§ **Exercise task**
Strip the pictures and reproduce the rest of the listing exactly.

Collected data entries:
# # # #

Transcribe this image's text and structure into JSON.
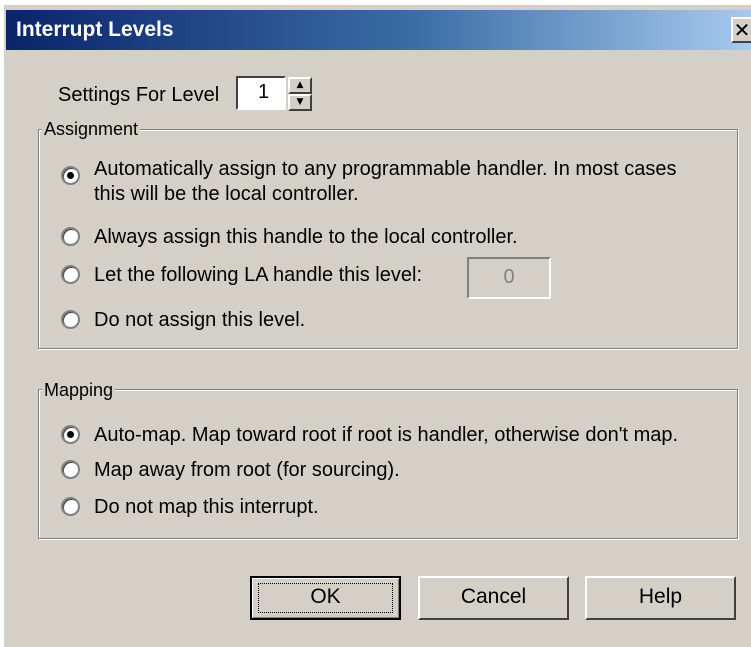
{
  "window": {
    "title": "Interrupt Levels",
    "close_glyph": "✕"
  },
  "level": {
    "label": "Settings For Level",
    "value": "1"
  },
  "assignment": {
    "group_label": "Assignment",
    "options": [
      {
        "line1": "Automatically assign to any programmable handler.  In most cases",
        "line2": "this will be the local controller.",
        "checked": true
      },
      {
        "line1": "Always assign this handle to the local controller.",
        "checked": false
      },
      {
        "line1": "Let the following LA handle this level:",
        "checked": false
      },
      {
        "line1": "Do not assign this level.",
        "checked": false
      }
    ],
    "la_value": "0"
  },
  "mapping": {
    "group_label": "Mapping",
    "options": [
      {
        "label": "Auto-map.  Map toward root if root is handler, otherwise don't map.",
        "checked": true
      },
      {
        "label": "Map away from root (for sourcing).",
        "checked": false
      },
      {
        "label": "Do not map this interrupt.",
        "checked": false
      }
    ]
  },
  "buttons": {
    "ok": "OK",
    "cancel": "Cancel",
    "help": "Help"
  }
}
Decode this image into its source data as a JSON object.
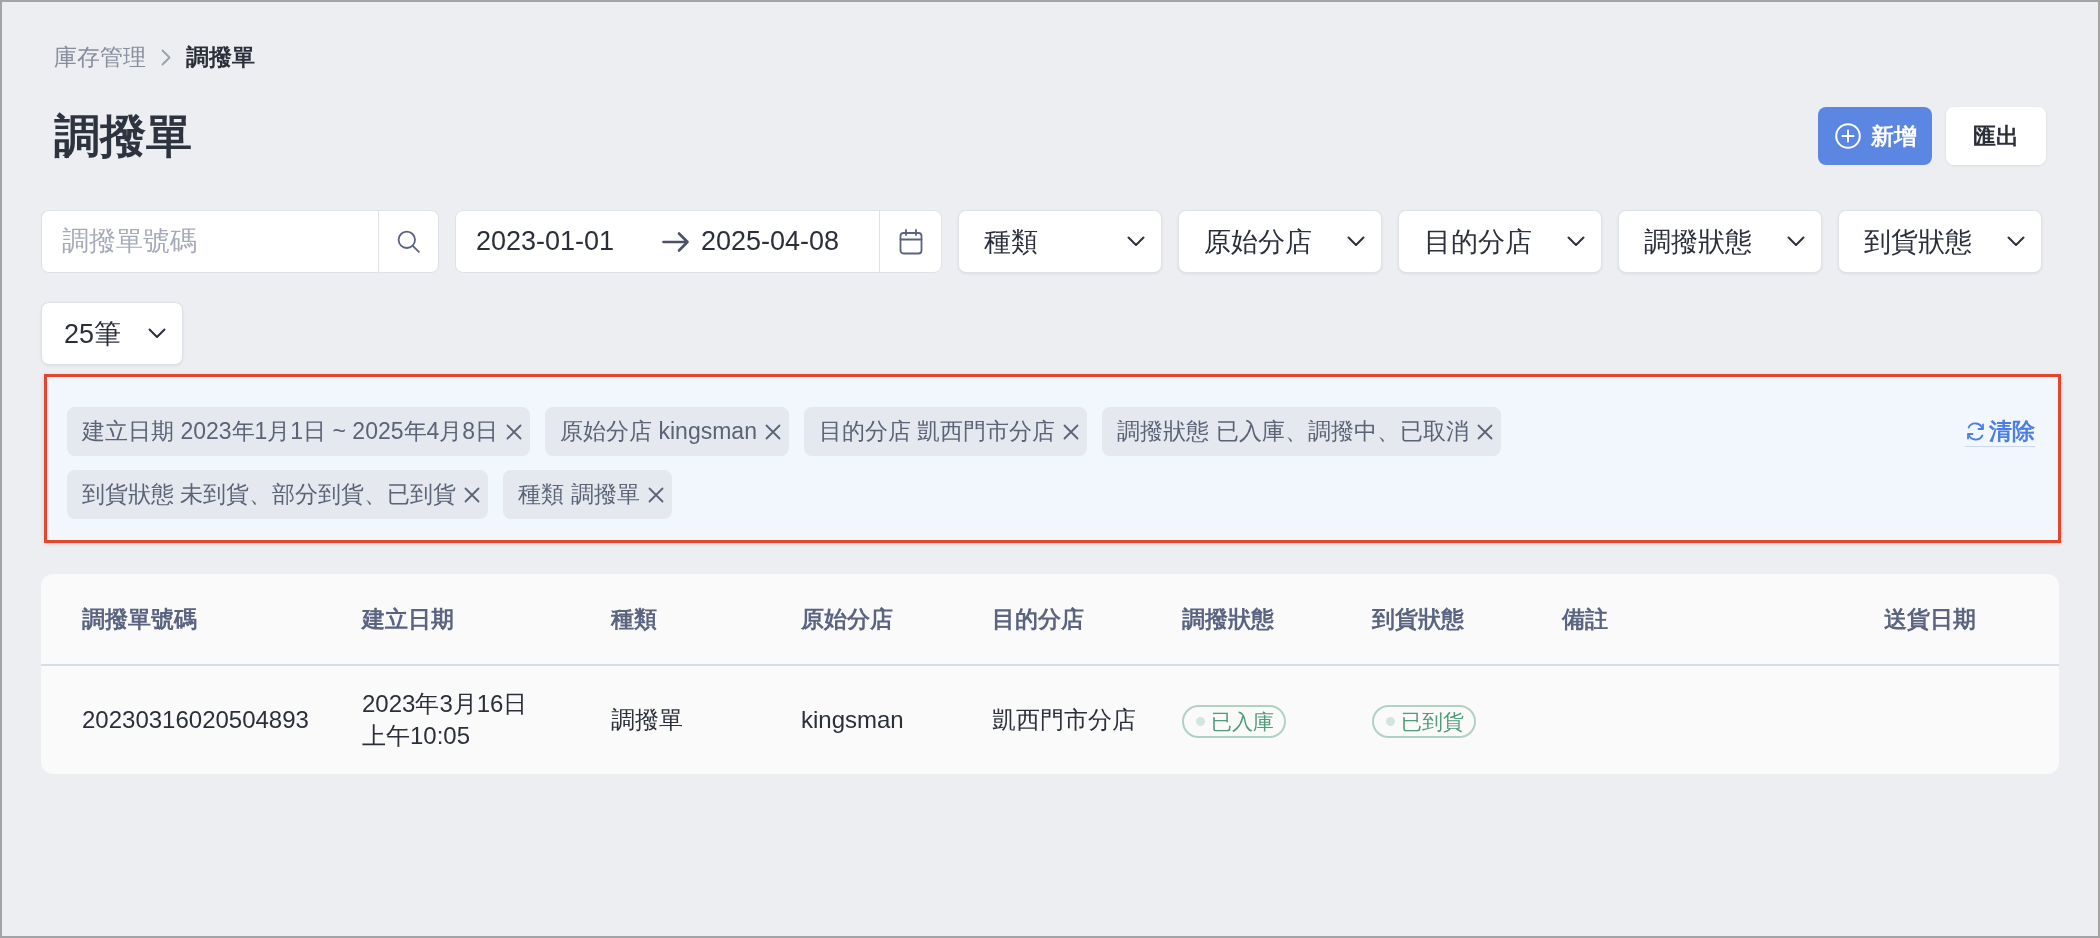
{
  "breadcrumb": [
    {
      "label": "庫存管理",
      "current": false
    },
    {
      "label": "調撥單",
      "current": true
    }
  ],
  "title": "調撥單",
  "actions": [
    {
      "kind": "primary",
      "label": "新增"
    },
    {
      "kind": "secondary",
      "label": "匯出"
    }
  ],
  "filters": {
    "search": {
      "placeholder": "調撥單號碼"
    },
    "date_range": {
      "start": "2023-01-01",
      "end": "2025-04-08"
    },
    "dropdowns": [
      {
        "label": "種類"
      },
      {
        "label": "原始分店"
      },
      {
        "label": "目的分店"
      },
      {
        "label": "調撥狀態"
      },
      {
        "label": "到貨狀態"
      }
    ],
    "page_size": {
      "label": "25筆"
    }
  },
  "active_filters": {
    "chips": [
      {
        "label": "建立日期 2023年1月1日 ~ 2025年4月8日"
      },
      {
        "label": "原始分店 kingsman"
      },
      {
        "label": "目的分店 凱西門市分店"
      },
      {
        "label": "調撥狀態 已入庫、調撥中、已取消"
      },
      {
        "label": "到貨狀態 未到貨、部分到貨、已到貨"
      },
      {
        "label": "種類 調撥單"
      }
    ],
    "clear": {
      "label": "清除"
    }
  },
  "table": {
    "columns": [
      "調撥單號碼",
      "建立日期",
      "種類",
      "原始分店",
      "目的分店",
      "調撥狀態",
      "到貨狀態",
      "備註",
      "送貨日期"
    ],
    "rows": [
      {
        "cells": [
          {
            "kind": "text",
            "text": "20230316020504893"
          },
          {
            "kind": "datetime",
            "date": "2023年3月16日",
            "time": "上午10:05"
          },
          {
            "kind": "text",
            "text": "調撥單"
          },
          {
            "kind": "text",
            "text": "kingsman"
          },
          {
            "kind": "text",
            "text": "凱西門市分店"
          },
          {
            "kind": "status",
            "label": "已入庫",
            "color": "#4f9b7a"
          },
          {
            "kind": "status",
            "label": "已到貨",
            "color": "#4f9b7a"
          }
        ]
      }
    ]
  }
}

# # # #

§ **Output for this exercise**
Transcribe this image's text and structure into JSON.
{
  "window": {
    "title": "Interrupt Levels",
    "close_glyph": "✕"
  },
  "level": {
    "label": "Settings For Level",
    "value": "1"
  },
  "assignment": {
    "group_label": "Assignment",
    "options": [
      {
        "line1": "Automatically assign to any programmable handler.  In most cases",
        "line2": "this will be the local controller.",
        "checked": true
      },
      {
        "line1": "Always assign this handle to the local controller.",
        "checked": false
      },
      {
        "line1": "Let the following LA handle this level:",
        "checked": false
      },
      {
        "line1": "Do not assign this level.",
        "checked": false
      }
    ],
    "la_value": "0"
  },
  "mapping": {
    "group_label": "Mapping",
    "options": [
      {
        "label": "Auto-map.  Map toward root if root is handler, otherwise don't map.",
        "checked": true
      },
      {
        "label": "Map away from root (for sourcing).",
        "checked": false
      },
      {
        "label": "Do not map this interrupt.",
        "checked": false
      }
    ]
  },
  "buttons": {
    "ok": "OK",
    "cancel": "Cancel",
    "help": "Help"
  }
}
Decode this image into its source data as a JSON object.
{
  "breadcrumb": [
    {
      "label": "庫存管理",
      "current": false
    },
    {
      "label": "調撥單",
      "current": true
    }
  ],
  "title": "調撥單",
  "actions": [
    {
      "kind": "primary",
      "label": "新增"
    },
    {
      "kind": "secondary",
      "label": "匯出"
    }
  ],
  "filters": {
    "search": {
      "placeholder": "調撥單號碼"
    },
    "date_range": {
      "start": "2023-01-01",
      "end": "2025-04-08"
    },
    "dropdowns": [
      {
        "label": "種類"
      },
      {
        "label": "原始分店"
      },
      {
        "label": "目的分店"
      },
      {
        "label": "調撥狀態"
      },
      {
        "label": "到貨狀態"
      }
    ],
    "page_size": {
      "label": "25筆"
    }
  },
  "active_filters": {
    "chips": [
      {
        "label": "建立日期 2023年1月1日 ~ 2025年4月8日"
      },
      {
        "label": "原始分店 kingsman"
      },
      {
        "label": "目的分店 凱西門市分店"
      },
      {
        "label": "調撥狀態 已入庫、調撥中、已取消"
      },
      {
        "label": "到貨狀態 未到貨、部分到貨、已到貨"
      },
      {
        "label": "種類 調撥單"
      }
    ],
    "clear": {
      "label": "清除"
    }
  },
  "table": {
    "columns": [
      "調撥單號碼",
      "建立日期",
      "種類",
      "原始分店",
      "目的分店",
      "調撥狀態",
      "到貨狀態",
      "備註",
      "送貨日期"
    ],
    "rows": [
      {
        "cells": [
          {
            "kind": "text",
            "text": "20230316020504893"
          },
          {
            "kind": "datetime",
            "date": "2023年3月16日",
            "time": "上午10:05"
          },
          {
            "kind": "text",
            "text": "調撥單"
          },
          {
            "kind": "text",
            "text": "kingsman"
          },
          {
            "kind": "text",
            "text": "凱西門市分店"
          },
          {
            "kind": "status",
            "label": "已入庫",
            "color": "#4f9b7a"
          },
          {
            "kind": "status",
            "label": "已到貨",
            "color": "#4f9b7a"
          }
        ]
      }
    ]
  }
}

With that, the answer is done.